::: Input for this task :::

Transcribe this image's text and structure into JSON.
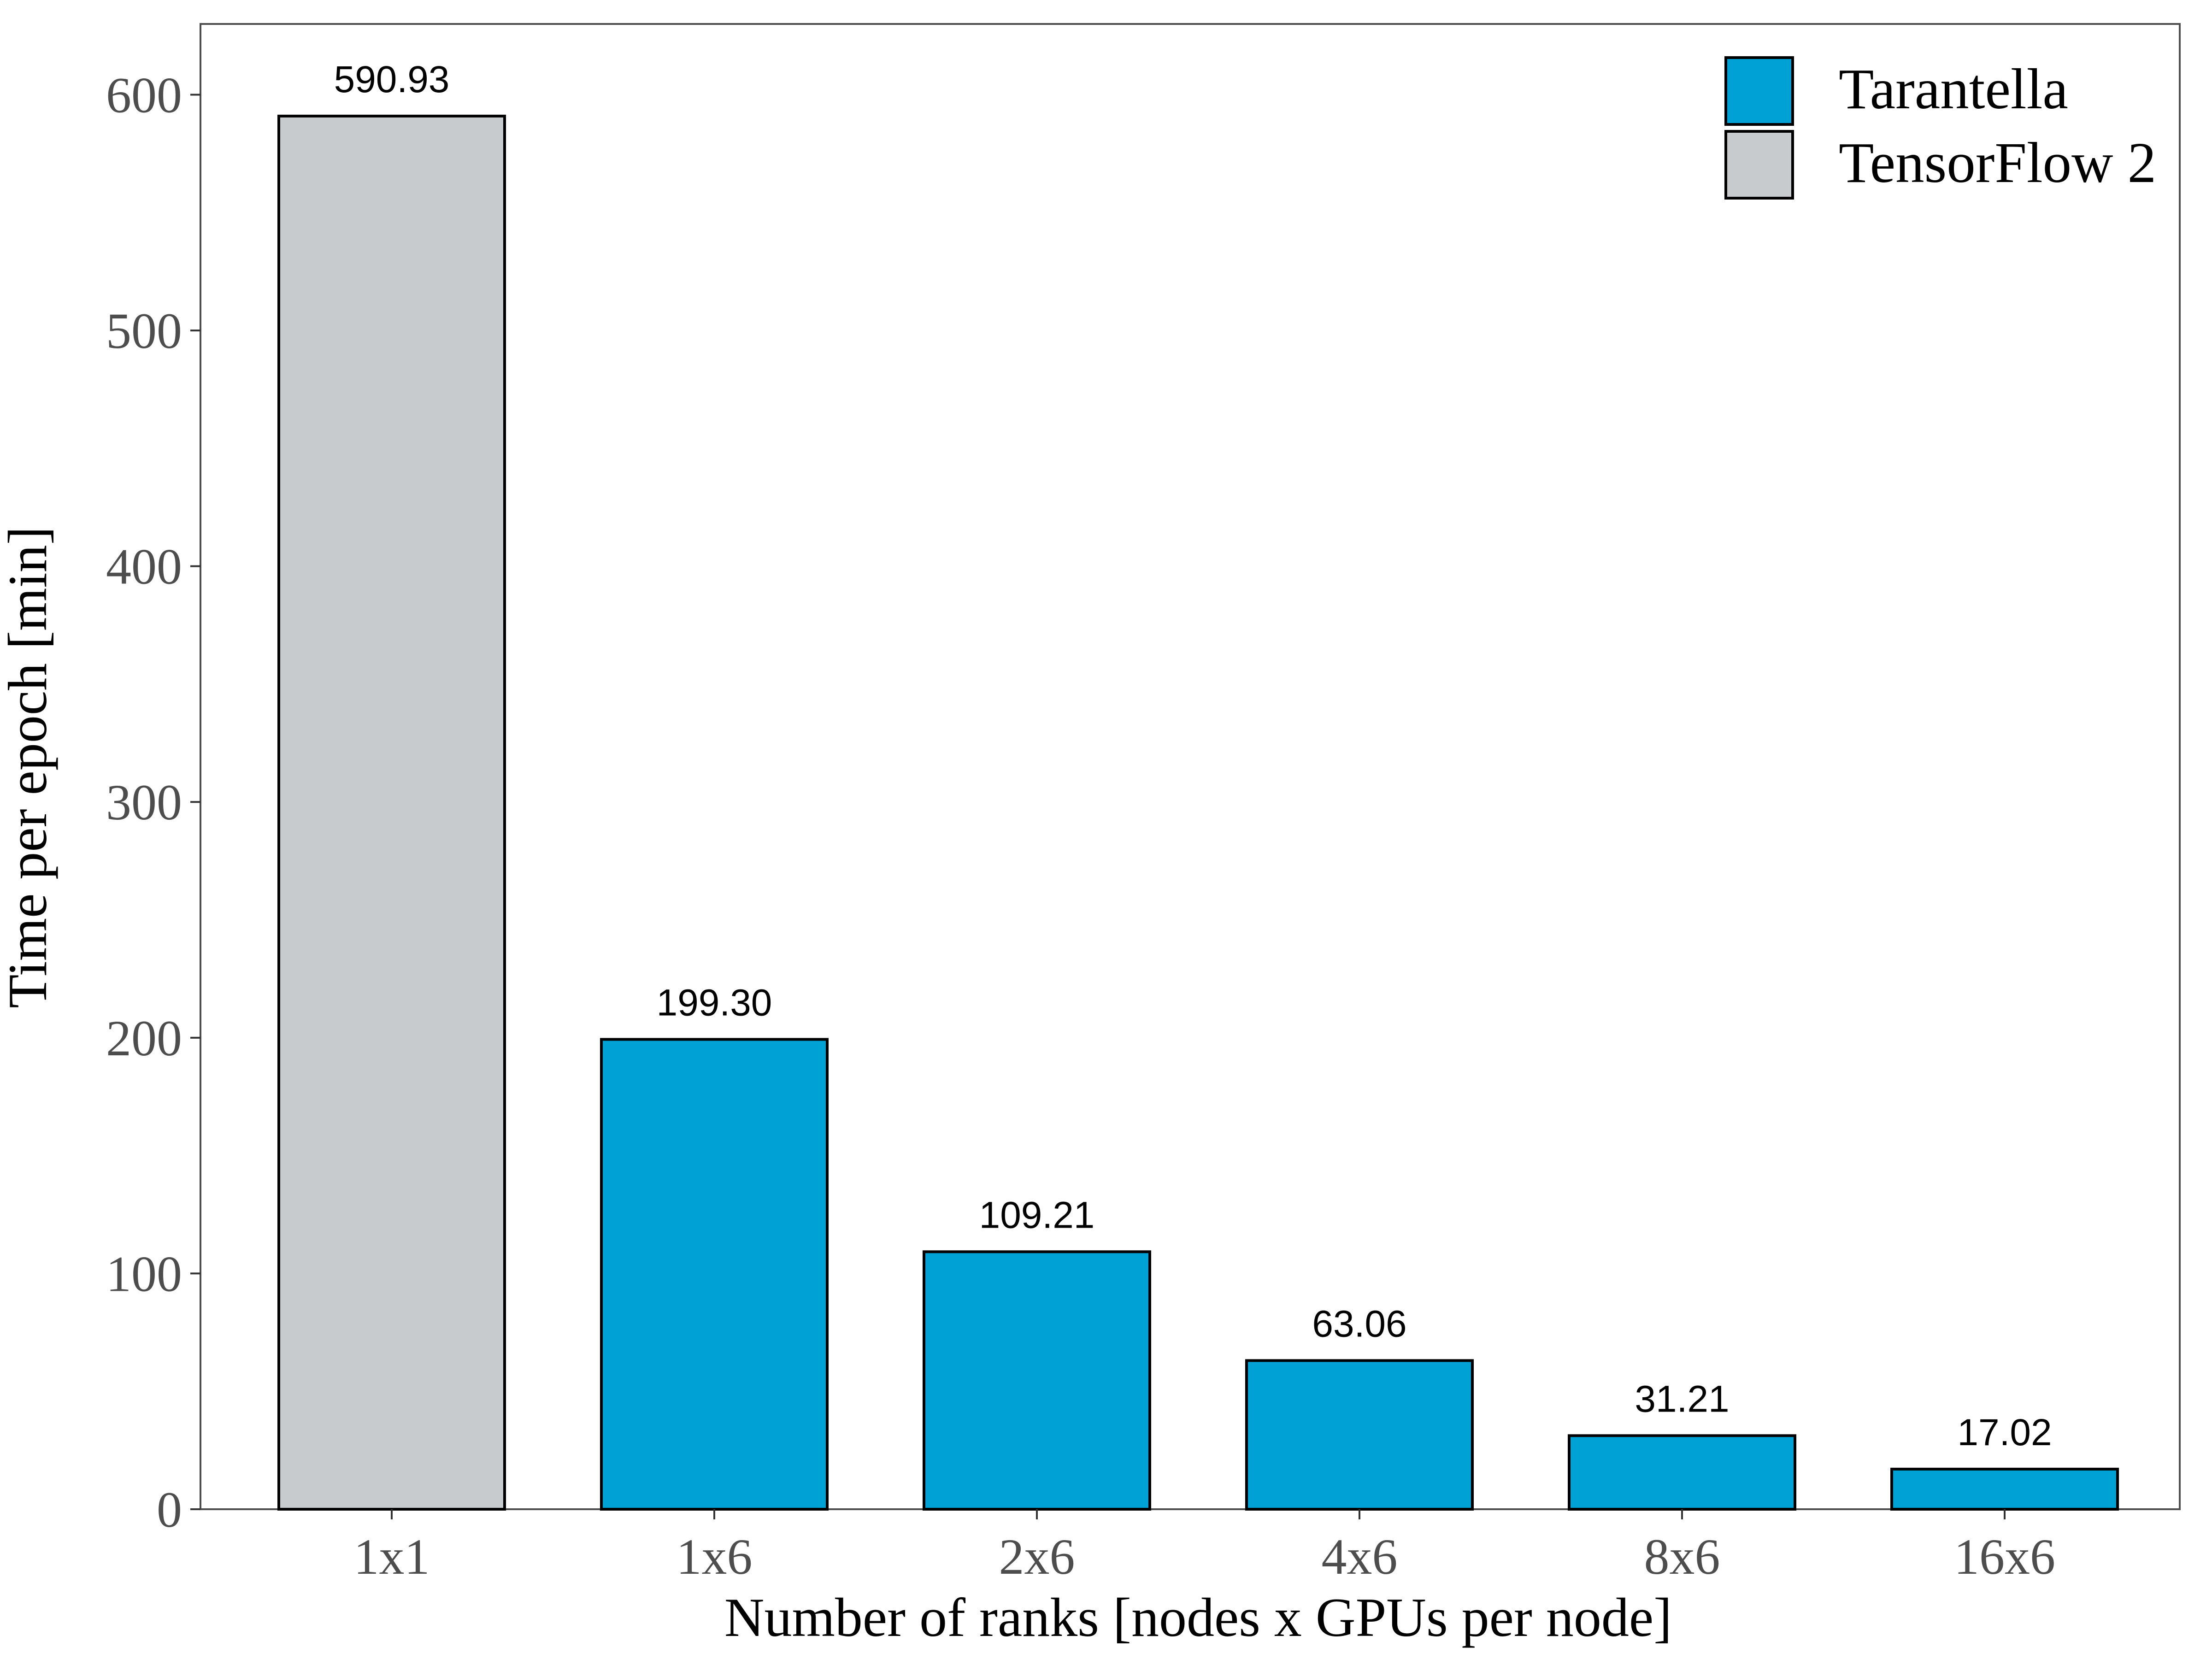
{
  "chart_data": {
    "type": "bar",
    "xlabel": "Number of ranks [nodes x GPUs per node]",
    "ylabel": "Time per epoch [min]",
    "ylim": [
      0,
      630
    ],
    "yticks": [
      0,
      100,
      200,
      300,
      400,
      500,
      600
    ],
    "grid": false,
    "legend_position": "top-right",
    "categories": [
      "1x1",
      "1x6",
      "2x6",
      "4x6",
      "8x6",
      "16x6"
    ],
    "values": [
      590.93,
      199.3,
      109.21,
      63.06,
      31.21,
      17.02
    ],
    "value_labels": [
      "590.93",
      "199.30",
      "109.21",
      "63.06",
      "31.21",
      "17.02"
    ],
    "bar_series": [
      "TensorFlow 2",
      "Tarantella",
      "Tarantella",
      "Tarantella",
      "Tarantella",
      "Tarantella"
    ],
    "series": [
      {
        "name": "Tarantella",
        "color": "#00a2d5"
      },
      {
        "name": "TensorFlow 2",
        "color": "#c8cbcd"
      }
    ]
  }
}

:::

Requirement: Without the pictures, print the records in full, exactly as they appear.

Exercise answer:
Transcribe this image's text and structure into JSON.
{
  "chart_data": {
    "type": "bar",
    "xlabel": "Number of ranks [nodes x GPUs per node]",
    "ylabel": "Time per epoch [min]",
    "ylim": [
      0,
      630
    ],
    "yticks": [
      0,
      100,
      200,
      300,
      400,
      500,
      600
    ],
    "grid": false,
    "legend_position": "top-right",
    "categories": [
      "1x1",
      "1x6",
      "2x6",
      "4x6",
      "8x6",
      "16x6"
    ],
    "values": [
      590.93,
      199.3,
      109.21,
      63.06,
      31.21,
      17.02
    ],
    "value_labels": [
      "590.93",
      "199.30",
      "109.21",
      "63.06",
      "31.21",
      "17.02"
    ],
    "bar_series": [
      "TensorFlow 2",
      "Tarantella",
      "Tarantella",
      "Tarantella",
      "Tarantella",
      "Tarantella"
    ],
    "series": [
      {
        "name": "Tarantella",
        "color": "#00a2d5"
      },
      {
        "name": "TensorFlow 2",
        "color": "#c8cbcd"
      }
    ]
  }
}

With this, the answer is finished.